# START OF Input for this task
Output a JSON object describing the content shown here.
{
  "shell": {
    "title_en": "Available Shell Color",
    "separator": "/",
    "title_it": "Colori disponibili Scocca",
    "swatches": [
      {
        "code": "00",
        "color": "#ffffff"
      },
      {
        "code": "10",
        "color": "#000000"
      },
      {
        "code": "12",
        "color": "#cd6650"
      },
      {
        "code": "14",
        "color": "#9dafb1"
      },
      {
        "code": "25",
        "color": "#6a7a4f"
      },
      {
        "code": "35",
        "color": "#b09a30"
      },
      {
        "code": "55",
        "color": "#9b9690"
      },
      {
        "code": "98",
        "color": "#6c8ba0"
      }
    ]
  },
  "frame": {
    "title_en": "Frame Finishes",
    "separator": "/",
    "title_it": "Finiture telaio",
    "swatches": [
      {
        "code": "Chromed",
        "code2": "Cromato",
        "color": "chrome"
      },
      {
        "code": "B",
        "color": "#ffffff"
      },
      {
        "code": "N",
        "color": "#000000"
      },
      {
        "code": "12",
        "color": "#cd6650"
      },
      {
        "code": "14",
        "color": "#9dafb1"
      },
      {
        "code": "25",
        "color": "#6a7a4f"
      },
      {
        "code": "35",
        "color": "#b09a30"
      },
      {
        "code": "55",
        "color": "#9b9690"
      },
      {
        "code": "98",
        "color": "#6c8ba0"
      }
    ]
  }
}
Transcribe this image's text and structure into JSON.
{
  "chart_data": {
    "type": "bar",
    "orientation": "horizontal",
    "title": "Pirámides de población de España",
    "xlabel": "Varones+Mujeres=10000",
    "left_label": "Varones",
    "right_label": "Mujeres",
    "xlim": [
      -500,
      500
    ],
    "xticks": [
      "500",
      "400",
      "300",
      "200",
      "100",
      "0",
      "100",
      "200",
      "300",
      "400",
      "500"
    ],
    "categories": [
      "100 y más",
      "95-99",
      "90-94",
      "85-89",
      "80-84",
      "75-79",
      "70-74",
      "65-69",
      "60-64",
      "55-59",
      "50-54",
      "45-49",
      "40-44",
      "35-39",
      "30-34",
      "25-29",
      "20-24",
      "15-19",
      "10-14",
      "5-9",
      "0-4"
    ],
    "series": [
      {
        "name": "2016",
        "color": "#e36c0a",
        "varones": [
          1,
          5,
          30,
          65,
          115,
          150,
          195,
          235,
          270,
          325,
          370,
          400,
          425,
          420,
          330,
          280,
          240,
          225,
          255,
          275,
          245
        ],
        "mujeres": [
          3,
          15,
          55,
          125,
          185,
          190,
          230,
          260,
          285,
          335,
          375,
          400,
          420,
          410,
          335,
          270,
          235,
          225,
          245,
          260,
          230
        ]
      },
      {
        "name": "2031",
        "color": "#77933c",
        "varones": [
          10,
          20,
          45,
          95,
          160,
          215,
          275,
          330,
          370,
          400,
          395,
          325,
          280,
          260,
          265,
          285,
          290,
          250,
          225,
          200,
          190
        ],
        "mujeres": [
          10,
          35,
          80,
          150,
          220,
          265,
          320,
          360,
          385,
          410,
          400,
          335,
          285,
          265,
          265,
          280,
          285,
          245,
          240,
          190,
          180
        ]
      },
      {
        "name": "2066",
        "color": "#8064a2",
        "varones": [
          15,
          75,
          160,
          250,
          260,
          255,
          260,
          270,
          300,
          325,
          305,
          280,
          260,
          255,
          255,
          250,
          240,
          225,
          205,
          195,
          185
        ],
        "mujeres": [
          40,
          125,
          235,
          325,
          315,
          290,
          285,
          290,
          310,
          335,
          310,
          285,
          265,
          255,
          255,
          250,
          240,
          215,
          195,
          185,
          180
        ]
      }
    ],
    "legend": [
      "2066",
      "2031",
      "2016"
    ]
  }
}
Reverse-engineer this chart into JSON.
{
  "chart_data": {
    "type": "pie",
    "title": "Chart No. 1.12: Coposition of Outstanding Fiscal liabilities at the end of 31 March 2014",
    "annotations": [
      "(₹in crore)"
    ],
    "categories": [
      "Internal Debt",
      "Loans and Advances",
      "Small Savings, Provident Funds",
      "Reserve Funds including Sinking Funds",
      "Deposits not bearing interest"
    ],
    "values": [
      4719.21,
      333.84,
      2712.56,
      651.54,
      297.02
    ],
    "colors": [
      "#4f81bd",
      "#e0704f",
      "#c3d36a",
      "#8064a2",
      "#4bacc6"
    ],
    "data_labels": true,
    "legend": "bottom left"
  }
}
# END OF Input for this task
Written problem:
Reproduce, exactly and with nothing added, the lines from the one that includes "Reverse-engineer this chart into JSON." through the last line of the material.

Task response:
Reverse-engineer this chart into JSON.
{
  "chart_data": {
    "type": "pie",
    "title": "Chart No. 1.12: Coposition of Outstanding Fiscal liabilities at the end of 31 March 2014",
    "annotations": [
      "(₹in crore)"
    ],
    "categories": [
      "Internal Debt",
      "Loans and Advances",
      "Small Savings, Provident Funds",
      "Reserve Funds including Sinking Funds",
      "Deposits not bearing interest"
    ],
    "values": [
      4719.21,
      333.84,
      2712.56,
      651.54,
      297.02
    ],
    "colors": [
      "#4f81bd",
      "#e0704f",
      "#c3d36a",
      "#8064a2",
      "#4bacc6"
    ],
    "data_labels": true,
    "legend": "bottom left"
  }
}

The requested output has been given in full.